TASK REQUIREMENTS: Check every line in the records below for the word "phone" and report how many have it, nothing more.

INFORMATION GIVEN:
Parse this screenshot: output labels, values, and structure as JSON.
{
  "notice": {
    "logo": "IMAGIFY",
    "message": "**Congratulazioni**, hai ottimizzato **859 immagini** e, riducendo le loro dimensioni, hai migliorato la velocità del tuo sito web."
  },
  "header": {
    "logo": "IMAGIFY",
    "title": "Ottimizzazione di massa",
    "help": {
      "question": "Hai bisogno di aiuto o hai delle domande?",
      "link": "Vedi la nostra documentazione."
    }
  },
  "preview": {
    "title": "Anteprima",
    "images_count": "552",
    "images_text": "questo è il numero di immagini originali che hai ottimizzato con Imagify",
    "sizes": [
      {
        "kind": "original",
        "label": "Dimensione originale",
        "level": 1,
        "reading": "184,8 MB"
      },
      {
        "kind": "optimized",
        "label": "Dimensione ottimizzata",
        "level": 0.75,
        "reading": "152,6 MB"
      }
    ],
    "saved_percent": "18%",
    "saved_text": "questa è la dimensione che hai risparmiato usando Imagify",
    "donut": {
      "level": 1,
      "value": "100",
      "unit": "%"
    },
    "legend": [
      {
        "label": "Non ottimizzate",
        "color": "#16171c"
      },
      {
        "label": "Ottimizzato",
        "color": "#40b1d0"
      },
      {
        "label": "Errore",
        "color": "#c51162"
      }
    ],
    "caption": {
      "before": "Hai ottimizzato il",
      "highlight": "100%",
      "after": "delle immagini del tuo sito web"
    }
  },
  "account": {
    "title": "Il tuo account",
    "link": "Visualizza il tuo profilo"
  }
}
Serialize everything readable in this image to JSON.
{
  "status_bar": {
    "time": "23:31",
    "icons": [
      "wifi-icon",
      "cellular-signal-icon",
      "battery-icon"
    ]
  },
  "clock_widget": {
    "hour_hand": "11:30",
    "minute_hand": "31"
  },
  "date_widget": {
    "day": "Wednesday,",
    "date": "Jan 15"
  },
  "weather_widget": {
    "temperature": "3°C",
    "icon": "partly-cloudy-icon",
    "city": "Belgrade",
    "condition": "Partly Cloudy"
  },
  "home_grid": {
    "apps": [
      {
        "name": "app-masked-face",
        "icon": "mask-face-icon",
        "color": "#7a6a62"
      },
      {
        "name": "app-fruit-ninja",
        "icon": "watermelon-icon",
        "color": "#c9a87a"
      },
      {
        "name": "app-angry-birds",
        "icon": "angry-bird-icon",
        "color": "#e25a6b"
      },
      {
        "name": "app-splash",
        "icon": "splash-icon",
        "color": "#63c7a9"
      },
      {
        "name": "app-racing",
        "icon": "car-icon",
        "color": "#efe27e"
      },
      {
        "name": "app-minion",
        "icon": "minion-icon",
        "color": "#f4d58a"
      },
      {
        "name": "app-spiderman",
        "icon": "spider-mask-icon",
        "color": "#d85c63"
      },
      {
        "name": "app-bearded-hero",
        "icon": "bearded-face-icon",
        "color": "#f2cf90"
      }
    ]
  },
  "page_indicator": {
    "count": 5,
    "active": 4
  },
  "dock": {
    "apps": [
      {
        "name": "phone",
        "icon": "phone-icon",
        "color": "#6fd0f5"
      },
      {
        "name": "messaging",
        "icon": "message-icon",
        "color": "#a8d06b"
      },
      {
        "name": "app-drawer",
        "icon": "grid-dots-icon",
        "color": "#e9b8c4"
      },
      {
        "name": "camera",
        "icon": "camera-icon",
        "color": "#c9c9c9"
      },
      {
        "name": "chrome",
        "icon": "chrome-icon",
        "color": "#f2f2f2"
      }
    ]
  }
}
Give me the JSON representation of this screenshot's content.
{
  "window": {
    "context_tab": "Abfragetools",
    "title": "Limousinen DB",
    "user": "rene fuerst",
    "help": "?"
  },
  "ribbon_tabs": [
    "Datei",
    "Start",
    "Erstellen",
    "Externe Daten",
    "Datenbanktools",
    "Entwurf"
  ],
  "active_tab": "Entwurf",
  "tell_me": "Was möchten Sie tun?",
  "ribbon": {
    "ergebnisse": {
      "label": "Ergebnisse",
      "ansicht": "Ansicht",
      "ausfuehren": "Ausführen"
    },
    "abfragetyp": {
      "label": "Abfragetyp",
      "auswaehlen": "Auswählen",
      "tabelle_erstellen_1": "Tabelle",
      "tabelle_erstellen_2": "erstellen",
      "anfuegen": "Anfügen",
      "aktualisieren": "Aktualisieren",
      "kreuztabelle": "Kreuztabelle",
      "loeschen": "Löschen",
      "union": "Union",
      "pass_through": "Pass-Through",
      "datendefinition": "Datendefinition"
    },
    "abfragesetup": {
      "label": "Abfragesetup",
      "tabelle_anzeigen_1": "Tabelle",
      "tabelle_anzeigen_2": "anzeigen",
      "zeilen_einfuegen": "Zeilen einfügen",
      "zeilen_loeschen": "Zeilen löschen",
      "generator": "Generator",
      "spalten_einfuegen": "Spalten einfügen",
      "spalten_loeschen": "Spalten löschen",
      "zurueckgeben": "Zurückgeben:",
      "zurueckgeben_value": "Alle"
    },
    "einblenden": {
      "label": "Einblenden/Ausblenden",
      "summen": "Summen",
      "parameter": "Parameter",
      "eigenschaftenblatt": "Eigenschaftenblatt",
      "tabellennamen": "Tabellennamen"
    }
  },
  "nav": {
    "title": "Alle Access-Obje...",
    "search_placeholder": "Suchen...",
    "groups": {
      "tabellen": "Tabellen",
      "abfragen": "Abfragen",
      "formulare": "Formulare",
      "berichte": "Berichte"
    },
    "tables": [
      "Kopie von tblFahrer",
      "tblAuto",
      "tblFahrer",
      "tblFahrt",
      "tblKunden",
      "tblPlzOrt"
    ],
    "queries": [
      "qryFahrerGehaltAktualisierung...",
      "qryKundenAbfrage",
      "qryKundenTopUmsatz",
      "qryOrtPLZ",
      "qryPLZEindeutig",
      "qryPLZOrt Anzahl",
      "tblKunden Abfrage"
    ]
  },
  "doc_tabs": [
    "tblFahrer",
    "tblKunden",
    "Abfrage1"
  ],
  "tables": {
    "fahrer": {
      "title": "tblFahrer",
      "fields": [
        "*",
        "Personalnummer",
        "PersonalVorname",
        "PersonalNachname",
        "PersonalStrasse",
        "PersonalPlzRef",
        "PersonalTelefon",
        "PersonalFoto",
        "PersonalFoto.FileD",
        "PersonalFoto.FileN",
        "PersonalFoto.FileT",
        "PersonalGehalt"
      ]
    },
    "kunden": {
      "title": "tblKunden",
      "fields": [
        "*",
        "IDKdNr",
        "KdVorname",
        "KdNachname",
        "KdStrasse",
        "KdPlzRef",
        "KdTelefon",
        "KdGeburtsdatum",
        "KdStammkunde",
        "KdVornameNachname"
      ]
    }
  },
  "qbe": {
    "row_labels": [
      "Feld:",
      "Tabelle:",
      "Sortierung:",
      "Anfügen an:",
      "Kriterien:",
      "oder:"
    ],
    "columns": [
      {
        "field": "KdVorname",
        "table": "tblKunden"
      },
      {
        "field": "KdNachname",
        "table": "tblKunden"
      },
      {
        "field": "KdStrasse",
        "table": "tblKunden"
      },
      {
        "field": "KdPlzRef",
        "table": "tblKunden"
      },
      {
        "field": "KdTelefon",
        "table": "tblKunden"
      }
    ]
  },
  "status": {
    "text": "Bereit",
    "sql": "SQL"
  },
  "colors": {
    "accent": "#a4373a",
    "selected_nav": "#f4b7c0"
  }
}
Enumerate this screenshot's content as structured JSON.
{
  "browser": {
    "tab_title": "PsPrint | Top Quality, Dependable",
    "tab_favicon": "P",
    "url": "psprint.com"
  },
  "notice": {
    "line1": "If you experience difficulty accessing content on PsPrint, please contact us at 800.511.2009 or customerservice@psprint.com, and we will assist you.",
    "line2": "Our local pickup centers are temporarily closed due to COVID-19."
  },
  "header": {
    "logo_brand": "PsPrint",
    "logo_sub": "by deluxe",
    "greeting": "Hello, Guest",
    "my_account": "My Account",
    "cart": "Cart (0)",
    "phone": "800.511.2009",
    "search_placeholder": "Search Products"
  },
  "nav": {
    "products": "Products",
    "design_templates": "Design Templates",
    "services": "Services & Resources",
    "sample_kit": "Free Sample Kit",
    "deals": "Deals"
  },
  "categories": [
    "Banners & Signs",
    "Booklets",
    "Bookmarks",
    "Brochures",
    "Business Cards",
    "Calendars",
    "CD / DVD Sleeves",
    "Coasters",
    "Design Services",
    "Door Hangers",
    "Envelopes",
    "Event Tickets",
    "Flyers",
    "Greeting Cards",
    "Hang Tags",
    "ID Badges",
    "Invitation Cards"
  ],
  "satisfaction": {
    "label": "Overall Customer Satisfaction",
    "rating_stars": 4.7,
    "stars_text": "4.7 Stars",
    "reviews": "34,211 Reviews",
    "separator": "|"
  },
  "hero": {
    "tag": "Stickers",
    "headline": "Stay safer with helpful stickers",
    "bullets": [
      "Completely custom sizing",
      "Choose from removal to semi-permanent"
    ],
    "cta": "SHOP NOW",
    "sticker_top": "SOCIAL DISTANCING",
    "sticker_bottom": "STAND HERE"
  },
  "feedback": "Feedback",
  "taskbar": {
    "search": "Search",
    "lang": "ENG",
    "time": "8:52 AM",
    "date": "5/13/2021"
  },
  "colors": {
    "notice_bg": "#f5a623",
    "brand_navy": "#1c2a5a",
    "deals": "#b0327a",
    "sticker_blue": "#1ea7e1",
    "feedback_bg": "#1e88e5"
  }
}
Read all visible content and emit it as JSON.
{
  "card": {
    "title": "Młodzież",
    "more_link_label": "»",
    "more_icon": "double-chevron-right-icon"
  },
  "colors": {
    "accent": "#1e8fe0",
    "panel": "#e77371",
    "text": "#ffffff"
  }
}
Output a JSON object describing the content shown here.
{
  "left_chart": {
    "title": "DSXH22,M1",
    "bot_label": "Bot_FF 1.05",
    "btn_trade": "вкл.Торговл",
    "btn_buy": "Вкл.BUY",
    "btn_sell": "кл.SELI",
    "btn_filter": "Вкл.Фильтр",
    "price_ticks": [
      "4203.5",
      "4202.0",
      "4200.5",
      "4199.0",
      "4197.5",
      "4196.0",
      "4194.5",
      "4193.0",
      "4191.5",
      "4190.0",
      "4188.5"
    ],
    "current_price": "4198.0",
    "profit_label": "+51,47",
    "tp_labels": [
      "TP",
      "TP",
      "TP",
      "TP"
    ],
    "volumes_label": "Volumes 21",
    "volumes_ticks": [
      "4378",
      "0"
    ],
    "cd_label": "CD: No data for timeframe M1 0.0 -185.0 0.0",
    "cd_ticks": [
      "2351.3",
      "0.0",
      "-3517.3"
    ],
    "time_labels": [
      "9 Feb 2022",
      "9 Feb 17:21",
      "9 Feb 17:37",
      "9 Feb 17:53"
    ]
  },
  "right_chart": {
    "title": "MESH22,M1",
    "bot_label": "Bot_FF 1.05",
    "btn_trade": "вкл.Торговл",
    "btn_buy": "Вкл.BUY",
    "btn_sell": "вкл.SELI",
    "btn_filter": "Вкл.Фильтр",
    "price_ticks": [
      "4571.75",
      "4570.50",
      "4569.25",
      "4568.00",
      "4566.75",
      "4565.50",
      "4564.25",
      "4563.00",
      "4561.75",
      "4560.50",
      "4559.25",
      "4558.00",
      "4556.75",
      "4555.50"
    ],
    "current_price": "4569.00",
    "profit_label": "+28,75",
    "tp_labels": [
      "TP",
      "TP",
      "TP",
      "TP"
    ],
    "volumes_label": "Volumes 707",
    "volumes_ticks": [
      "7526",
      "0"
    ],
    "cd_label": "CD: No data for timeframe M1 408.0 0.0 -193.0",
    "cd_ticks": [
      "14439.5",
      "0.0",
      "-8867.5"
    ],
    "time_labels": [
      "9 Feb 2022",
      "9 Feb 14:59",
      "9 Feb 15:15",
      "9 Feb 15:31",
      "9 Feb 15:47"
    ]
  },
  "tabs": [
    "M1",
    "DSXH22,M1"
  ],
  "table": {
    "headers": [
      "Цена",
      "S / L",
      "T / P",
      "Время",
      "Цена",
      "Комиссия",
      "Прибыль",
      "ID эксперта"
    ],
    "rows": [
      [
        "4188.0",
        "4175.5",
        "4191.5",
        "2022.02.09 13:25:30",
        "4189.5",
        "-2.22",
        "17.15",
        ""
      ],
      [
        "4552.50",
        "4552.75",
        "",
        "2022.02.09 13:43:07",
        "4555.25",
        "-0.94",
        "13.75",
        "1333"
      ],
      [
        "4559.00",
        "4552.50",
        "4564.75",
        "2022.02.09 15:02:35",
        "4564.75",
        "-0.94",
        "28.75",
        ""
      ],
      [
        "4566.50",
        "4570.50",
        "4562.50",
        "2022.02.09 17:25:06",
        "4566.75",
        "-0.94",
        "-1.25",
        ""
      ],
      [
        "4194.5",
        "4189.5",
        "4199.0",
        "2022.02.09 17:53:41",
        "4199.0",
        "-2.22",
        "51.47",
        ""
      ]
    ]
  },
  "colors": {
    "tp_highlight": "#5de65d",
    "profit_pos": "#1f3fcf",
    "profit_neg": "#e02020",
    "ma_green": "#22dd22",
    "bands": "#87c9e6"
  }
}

ANSWER TO THIS PROBLEM: 3